-- Items --

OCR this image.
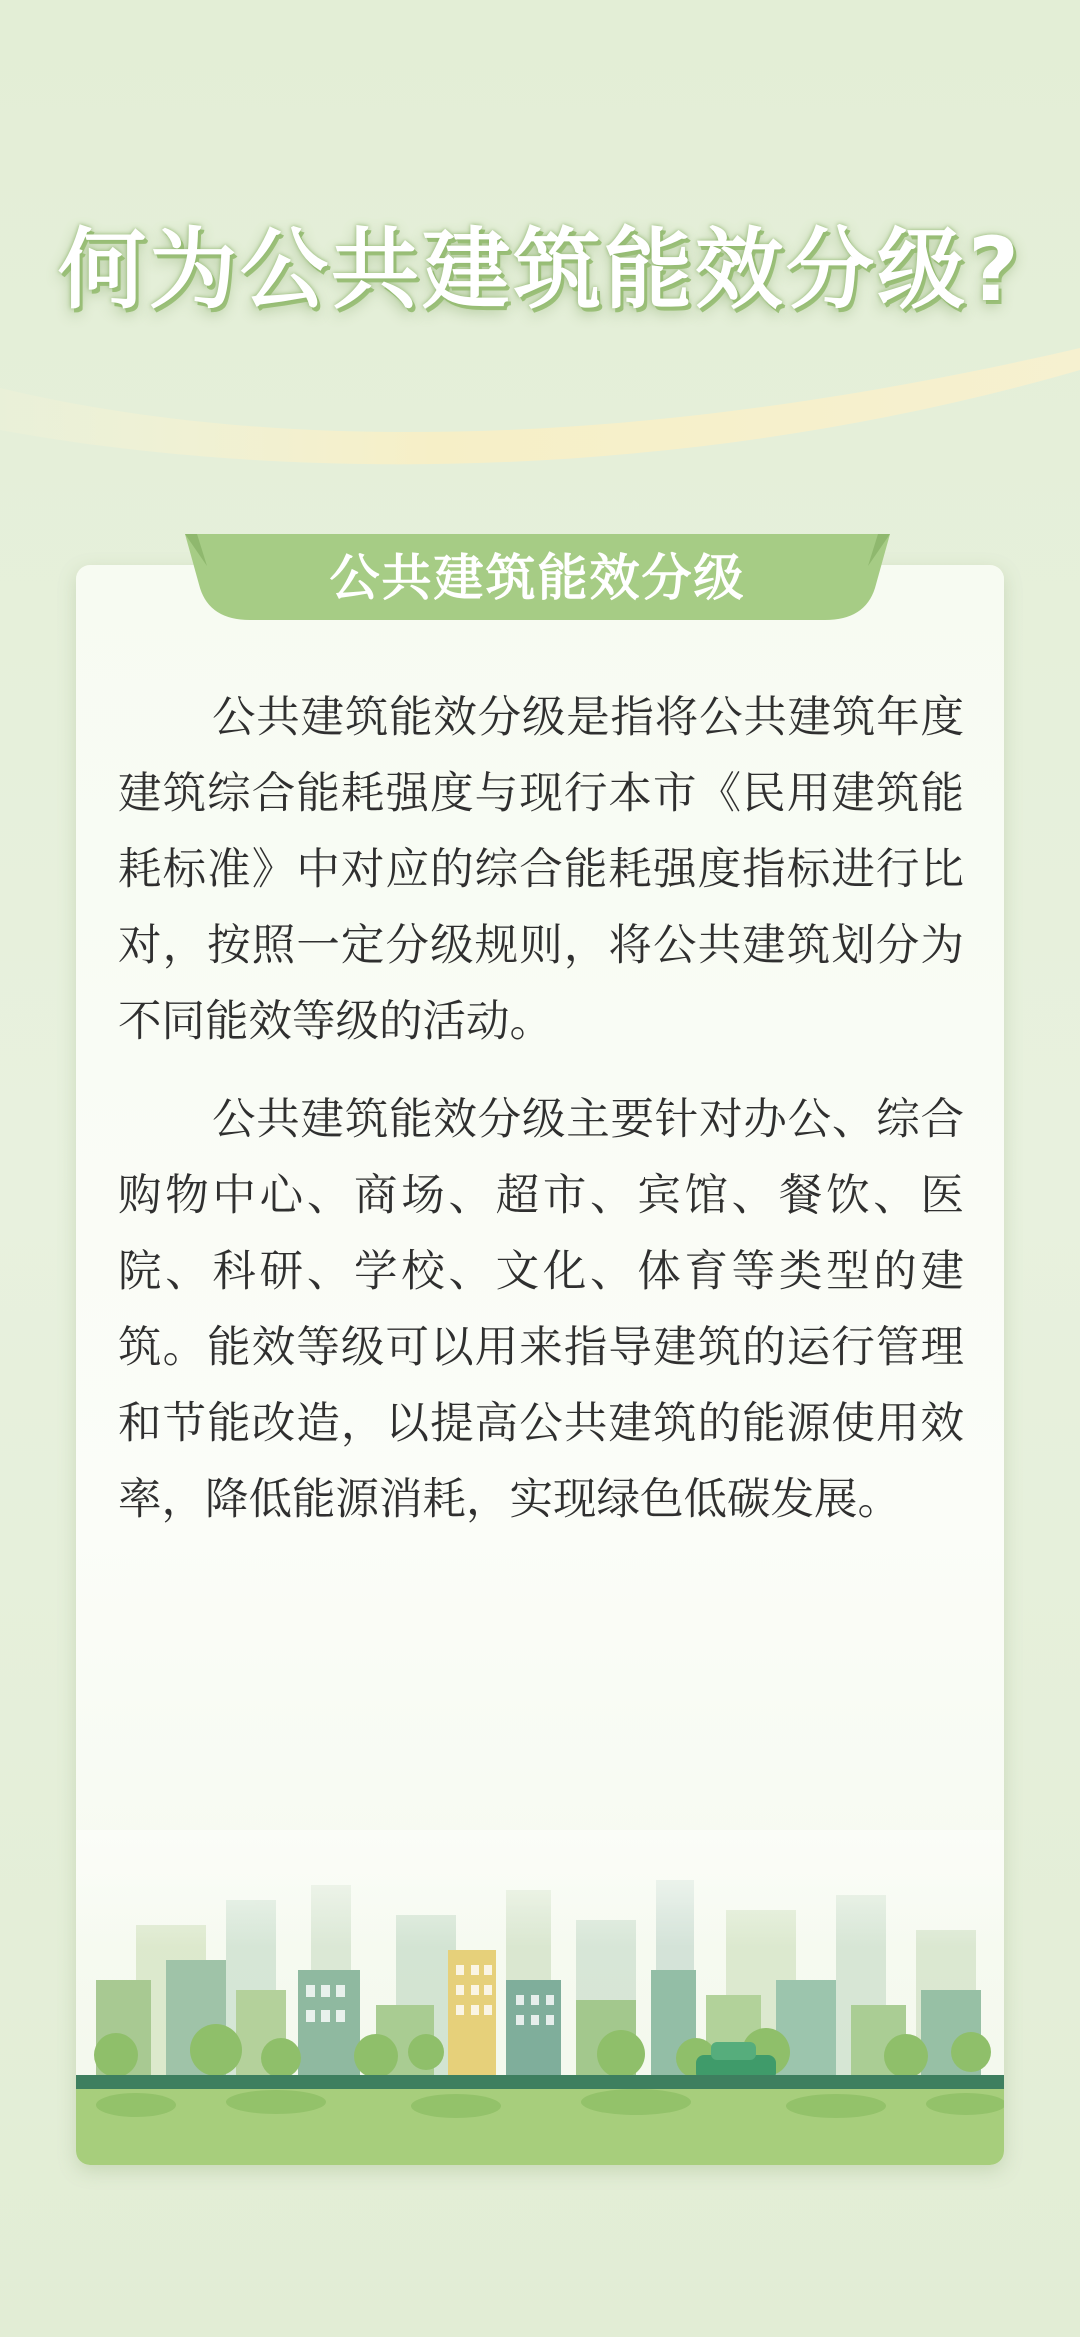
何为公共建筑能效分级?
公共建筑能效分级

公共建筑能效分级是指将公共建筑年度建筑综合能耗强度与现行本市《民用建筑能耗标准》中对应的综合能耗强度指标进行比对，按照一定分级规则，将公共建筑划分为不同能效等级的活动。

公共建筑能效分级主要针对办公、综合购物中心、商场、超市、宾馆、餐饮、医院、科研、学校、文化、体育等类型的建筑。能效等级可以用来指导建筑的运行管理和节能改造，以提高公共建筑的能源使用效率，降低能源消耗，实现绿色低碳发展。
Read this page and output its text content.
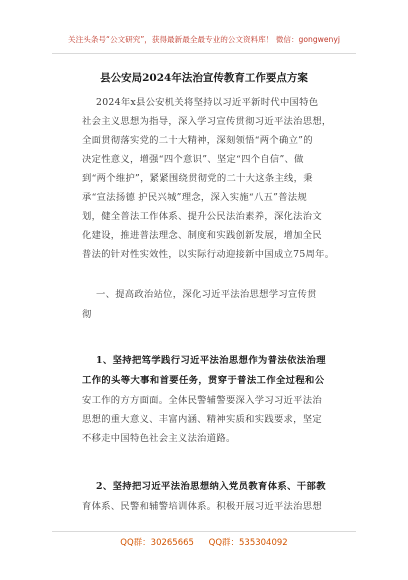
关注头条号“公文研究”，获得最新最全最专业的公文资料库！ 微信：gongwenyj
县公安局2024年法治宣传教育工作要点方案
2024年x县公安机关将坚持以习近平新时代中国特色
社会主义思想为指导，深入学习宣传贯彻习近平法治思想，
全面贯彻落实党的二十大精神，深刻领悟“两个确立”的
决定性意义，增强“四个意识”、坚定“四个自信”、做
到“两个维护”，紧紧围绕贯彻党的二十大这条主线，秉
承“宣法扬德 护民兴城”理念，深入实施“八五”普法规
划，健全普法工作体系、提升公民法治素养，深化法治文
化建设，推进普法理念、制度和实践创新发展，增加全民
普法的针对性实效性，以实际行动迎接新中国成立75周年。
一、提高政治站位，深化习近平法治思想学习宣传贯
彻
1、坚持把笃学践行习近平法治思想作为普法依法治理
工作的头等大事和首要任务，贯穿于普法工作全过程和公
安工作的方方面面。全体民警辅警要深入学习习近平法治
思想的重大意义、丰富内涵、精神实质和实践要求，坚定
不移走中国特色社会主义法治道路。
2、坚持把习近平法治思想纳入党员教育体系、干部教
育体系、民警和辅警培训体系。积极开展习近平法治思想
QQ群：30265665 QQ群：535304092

-- Exercise brief --
Each entry shown above must be quoted exactly, with its pictures left out.

-- Solution to the problem --
OCR this image.
何为公共建筑能效分级?
公共建筑能效分级

公共建筑能效分级是指将公共建筑年度建筑综合能耗强度与现行本市《民用建筑能耗标准》中对应的综合能耗强度指标进行比对，按照一定分级规则，将公共建筑划分为不同能效等级的活动。

公共建筑能效分级主要针对办公、综合购物中心、商场、超市、宾馆、餐饮、医院、科研、学校、文化、体育等类型的建筑。能效等级可以用来指导建筑的运行管理和节能改造，以提高公共建筑的能源使用效率，降低能源消耗，实现绿色低碳发展。
Read this page and output its text content.
关注头条号“公文研究”，获得最新最全最专业的公文资料库！ 微信：gongwenyj
县公安局2024年法治宣传教育工作要点方案
2024年x县公安机关将坚持以习近平新时代中国特色
社会主义思想为指导，深入学习宣传贯彻习近平法治思想，
全面贯彻落实党的二十大精神，深刻领悟“两个确立”的
决定性意义，增强“四个意识”、坚定“四个自信”、做
到“两个维护”，紧紧围绕贯彻党的二十大这条主线，秉
承“宣法扬德 护民兴城”理念，深入实施“八五”普法规
划，健全普法工作体系、提升公民法治素养，深化法治文
化建设，推进普法理念、制度和实践创新发展，增加全民
普法的针对性实效性，以实际行动迎接新中国成立75周年。
一、提高政治站位，深化习近平法治思想学习宣传贯
彻
1、坚持把笃学践行习近平法治思想作为普法依法治理
工作的头等大事和首要任务，贯穿于普法工作全过程和公
安工作的方方面面。全体民警辅警要深入学习习近平法治
思想的重大意义、丰富内涵、精神实质和实践要求，坚定
不移走中国特色社会主义法治道路。
2、坚持把习近平法治思想纳入党员教育体系、干部教
育体系、民警和辅警培训体系。积极开展习近平法治思想
QQ群：30265665 QQ群：535304092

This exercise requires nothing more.